[Figure dataset records]
.....
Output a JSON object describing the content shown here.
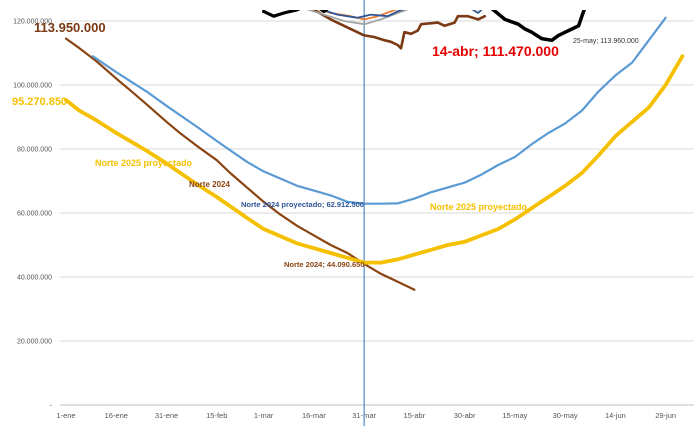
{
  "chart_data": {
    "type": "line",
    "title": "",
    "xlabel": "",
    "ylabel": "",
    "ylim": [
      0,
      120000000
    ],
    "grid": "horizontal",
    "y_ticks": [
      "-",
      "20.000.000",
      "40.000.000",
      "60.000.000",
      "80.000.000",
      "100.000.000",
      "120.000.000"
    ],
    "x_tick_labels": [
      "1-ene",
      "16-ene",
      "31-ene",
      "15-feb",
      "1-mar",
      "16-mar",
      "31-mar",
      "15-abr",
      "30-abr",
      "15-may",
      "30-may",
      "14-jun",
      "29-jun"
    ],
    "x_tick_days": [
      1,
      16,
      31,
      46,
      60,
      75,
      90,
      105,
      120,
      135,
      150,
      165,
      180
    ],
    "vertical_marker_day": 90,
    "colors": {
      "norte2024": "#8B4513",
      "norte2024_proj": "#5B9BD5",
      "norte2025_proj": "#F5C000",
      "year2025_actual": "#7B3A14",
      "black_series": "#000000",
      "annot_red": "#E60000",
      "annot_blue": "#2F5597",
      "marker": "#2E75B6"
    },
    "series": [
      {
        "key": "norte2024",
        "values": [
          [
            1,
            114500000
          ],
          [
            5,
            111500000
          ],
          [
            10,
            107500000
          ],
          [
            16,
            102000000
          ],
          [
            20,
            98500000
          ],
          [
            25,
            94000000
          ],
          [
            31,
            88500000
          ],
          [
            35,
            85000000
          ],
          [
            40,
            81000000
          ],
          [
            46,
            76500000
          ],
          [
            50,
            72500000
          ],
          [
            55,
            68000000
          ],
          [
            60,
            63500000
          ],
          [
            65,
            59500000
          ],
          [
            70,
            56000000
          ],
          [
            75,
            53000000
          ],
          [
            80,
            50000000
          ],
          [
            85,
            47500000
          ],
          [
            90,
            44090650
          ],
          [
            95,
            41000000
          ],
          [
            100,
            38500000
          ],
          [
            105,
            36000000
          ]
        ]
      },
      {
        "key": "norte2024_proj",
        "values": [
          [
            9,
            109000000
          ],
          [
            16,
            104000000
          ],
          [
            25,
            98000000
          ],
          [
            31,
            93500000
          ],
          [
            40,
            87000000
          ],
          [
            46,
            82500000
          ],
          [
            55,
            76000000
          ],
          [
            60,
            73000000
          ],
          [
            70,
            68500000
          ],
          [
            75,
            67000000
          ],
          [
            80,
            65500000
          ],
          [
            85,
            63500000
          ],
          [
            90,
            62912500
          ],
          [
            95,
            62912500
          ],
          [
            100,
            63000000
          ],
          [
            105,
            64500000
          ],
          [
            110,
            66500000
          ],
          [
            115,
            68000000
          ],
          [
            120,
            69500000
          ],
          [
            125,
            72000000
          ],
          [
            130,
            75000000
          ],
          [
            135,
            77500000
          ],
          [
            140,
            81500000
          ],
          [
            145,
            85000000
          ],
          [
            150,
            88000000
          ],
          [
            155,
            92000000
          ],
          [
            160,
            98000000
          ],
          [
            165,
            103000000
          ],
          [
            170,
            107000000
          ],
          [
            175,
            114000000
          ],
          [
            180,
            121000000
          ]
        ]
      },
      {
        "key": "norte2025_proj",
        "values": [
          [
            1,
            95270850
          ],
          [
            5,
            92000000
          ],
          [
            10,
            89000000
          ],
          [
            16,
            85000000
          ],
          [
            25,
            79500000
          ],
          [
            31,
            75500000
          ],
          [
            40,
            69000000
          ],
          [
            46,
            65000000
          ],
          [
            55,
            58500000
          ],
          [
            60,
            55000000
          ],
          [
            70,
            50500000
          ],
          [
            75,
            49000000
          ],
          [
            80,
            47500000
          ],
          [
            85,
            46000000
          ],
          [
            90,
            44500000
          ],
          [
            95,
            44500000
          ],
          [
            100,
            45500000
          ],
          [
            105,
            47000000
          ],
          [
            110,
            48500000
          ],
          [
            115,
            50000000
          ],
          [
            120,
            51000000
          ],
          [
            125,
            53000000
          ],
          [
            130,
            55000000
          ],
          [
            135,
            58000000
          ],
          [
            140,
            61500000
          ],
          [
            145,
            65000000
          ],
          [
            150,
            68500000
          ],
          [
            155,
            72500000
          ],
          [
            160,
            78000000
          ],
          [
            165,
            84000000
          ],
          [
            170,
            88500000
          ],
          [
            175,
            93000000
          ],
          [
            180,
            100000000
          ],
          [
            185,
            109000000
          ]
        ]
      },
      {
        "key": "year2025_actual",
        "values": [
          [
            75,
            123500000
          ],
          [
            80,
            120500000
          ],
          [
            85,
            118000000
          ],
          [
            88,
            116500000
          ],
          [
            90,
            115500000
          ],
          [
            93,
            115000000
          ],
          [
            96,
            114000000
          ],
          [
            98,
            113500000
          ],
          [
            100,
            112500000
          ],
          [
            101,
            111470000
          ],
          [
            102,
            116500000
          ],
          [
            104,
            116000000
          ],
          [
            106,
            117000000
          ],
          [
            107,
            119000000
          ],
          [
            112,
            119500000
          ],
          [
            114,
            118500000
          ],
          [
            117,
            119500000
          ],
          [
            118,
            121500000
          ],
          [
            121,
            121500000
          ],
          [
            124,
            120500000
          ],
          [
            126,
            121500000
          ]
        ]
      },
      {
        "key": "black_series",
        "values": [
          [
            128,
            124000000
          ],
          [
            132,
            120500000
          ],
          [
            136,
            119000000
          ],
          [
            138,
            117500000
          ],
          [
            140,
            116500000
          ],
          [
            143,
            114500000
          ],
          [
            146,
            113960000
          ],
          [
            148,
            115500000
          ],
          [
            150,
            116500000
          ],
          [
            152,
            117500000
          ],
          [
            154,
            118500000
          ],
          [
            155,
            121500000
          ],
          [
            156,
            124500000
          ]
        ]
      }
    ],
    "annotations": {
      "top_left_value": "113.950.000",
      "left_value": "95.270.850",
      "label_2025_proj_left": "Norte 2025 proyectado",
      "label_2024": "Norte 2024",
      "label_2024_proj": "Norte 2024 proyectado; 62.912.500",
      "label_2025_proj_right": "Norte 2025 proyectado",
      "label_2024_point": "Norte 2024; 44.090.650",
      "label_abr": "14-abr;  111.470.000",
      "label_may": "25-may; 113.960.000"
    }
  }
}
.....
◆ SET PROBLEM ◆
Images do not belong in the copy; reproduce all other parts of the records above verbatim.

◆ TASK RESULT ◆
Output a JSON object describing the content shown here.
{
  "chart_data": {
    "type": "line",
    "title": "",
    "xlabel": "",
    "ylabel": "",
    "ylim": [
      0,
      120000000
    ],
    "grid": "horizontal",
    "y_ticks": [
      "-",
      "20.000.000",
      "40.000.000",
      "60.000.000",
      "80.000.000",
      "100.000.000",
      "120.000.000"
    ],
    "x_tick_labels": [
      "1-ene",
      "16-ene",
      "31-ene",
      "15-feb",
      "1-mar",
      "16-mar",
      "31-mar",
      "15-abr",
      "30-abr",
      "15-may",
      "30-may",
      "14-jun",
      "29-jun"
    ],
    "x_tick_days": [
      1,
      16,
      31,
      46,
      60,
      75,
      90,
      105,
      120,
      135,
      150,
      165,
      180
    ],
    "vertical_marker_day": 90,
    "colors": {
      "norte2024": "#8B4513",
      "norte2024_proj": "#5B9BD5",
      "norte2025_proj": "#F5C000",
      "year2025_actual": "#7B3A14",
      "black_series": "#000000",
      "annot_red": "#E60000",
      "annot_blue": "#2F5597",
      "marker": "#2E75B6"
    },
    "series": [
      {
        "key": "norte2024",
        "values": [
          [
            1,
            114500000
          ],
          [
            5,
            111500000
          ],
          [
            10,
            107500000
          ],
          [
            16,
            102000000
          ],
          [
            20,
            98500000
          ],
          [
            25,
            94000000
          ],
          [
            31,
            88500000
          ],
          [
            35,
            85000000
          ],
          [
            40,
            81000000
          ],
          [
            46,
            76500000
          ],
          [
            50,
            72500000
          ],
          [
            55,
            68000000
          ],
          [
            60,
            63500000
          ],
          [
            65,
            59500000
          ],
          [
            70,
            56000000
          ],
          [
            75,
            53000000
          ],
          [
            80,
            50000000
          ],
          [
            85,
            47500000
          ],
          [
            90,
            44090650
          ],
          [
            95,
            41000000
          ],
          [
            100,
            38500000
          ],
          [
            105,
            36000000
          ]
        ]
      },
      {
        "key": "norte2024_proj",
        "values": [
          [
            9,
            109000000
          ],
          [
            16,
            104000000
          ],
          [
            25,
            98000000
          ],
          [
            31,
            93500000
          ],
          [
            40,
            87000000
          ],
          [
            46,
            82500000
          ],
          [
            55,
            76000000
          ],
          [
            60,
            73000000
          ],
          [
            70,
            68500000
          ],
          [
            75,
            67000000
          ],
          [
            80,
            65500000
          ],
          [
            85,
            63500000
          ],
          [
            90,
            62912500
          ],
          [
            95,
            62912500
          ],
          [
            100,
            63000000
          ],
          [
            105,
            64500000
          ],
          [
            110,
            66500000
          ],
          [
            115,
            68000000
          ],
          [
            120,
            69500000
          ],
          [
            125,
            72000000
          ],
          [
            130,
            75000000
          ],
          [
            135,
            77500000
          ],
          [
            140,
            81500000
          ],
          [
            145,
            85000000
          ],
          [
            150,
            88000000
          ],
          [
            155,
            92000000
          ],
          [
            160,
            98000000
          ],
          [
            165,
            103000000
          ],
          [
            170,
            107000000
          ],
          [
            175,
            114000000
          ],
          [
            180,
            121000000
          ]
        ]
      },
      {
        "key": "norte2025_proj",
        "values": [
          [
            1,
            95270850
          ],
          [
            5,
            92000000
          ],
          [
            10,
            89000000
          ],
          [
            16,
            85000000
          ],
          [
            25,
            79500000
          ],
          [
            31,
            75500000
          ],
          [
            40,
            69000000
          ],
          [
            46,
            65000000
          ],
          [
            55,
            58500000
          ],
          [
            60,
            55000000
          ],
          [
            70,
            50500000
          ],
          [
            75,
            49000000
          ],
          [
            80,
            47500000
          ],
          [
            85,
            46000000
          ],
          [
            90,
            44500000
          ],
          [
            95,
            44500000
          ],
          [
            100,
            45500000
          ],
          [
            105,
            47000000
          ],
          [
            110,
            48500000
          ],
          [
            115,
            50000000
          ],
          [
            120,
            51000000
          ],
          [
            125,
            53000000
          ],
          [
            130,
            55000000
          ],
          [
            135,
            58000000
          ],
          [
            140,
            61500000
          ],
          [
            145,
            65000000
          ],
          [
            150,
            68500000
          ],
          [
            155,
            72500000
          ],
          [
            160,
            78000000
          ],
          [
            165,
            84000000
          ],
          [
            170,
            88500000
          ],
          [
            175,
            93000000
          ],
          [
            180,
            100000000
          ],
          [
            185,
            109000000
          ]
        ]
      },
      {
        "key": "year2025_actual",
        "values": [
          [
            75,
            123500000
          ],
          [
            80,
            120500000
          ],
          [
            85,
            118000000
          ],
          [
            88,
            116500000
          ],
          [
            90,
            115500000
          ],
          [
            93,
            115000000
          ],
          [
            96,
            114000000
          ],
          [
            98,
            113500000
          ],
          [
            100,
            112500000
          ],
          [
            101,
            111470000
          ],
          [
            102,
            116500000
          ],
          [
            104,
            116000000
          ],
          [
            106,
            117000000
          ],
          [
            107,
            119000000
          ],
          [
            112,
            119500000
          ],
          [
            114,
            118500000
          ],
          [
            117,
            119500000
          ],
          [
            118,
            121500000
          ],
          [
            121,
            121500000
          ],
          [
            124,
            120500000
          ],
          [
            126,
            121500000
          ]
        ]
      },
      {
        "key": "black_series",
        "values": [
          [
            128,
            124000000
          ],
          [
            132,
            120500000
          ],
          [
            136,
            119000000
          ],
          [
            138,
            117500000
          ],
          [
            140,
            116500000
          ],
          [
            143,
            114500000
          ],
          [
            146,
            113960000
          ],
          [
            148,
            115500000
          ],
          [
            150,
            116500000
          ],
          [
            152,
            117500000
          ],
          [
            154,
            118500000
          ],
          [
            155,
            121500000
          ],
          [
            156,
            124500000
          ]
        ]
      }
    ],
    "annotations": {
      "top_left_value": "113.950.000",
      "left_value": "95.270.850",
      "label_2025_proj_left": "Norte 2025 proyectado",
      "label_2024": "Norte 2024",
      "label_2024_proj": "Norte 2024 proyectado; 62.912.500",
      "label_2025_proj_right": "Norte 2025 proyectado",
      "label_2024_point": "Norte 2024; 44.090.650",
      "label_abr": "14-abr;  111.470.000",
      "label_may": "25-may; 113.960.000"
    }
  }
}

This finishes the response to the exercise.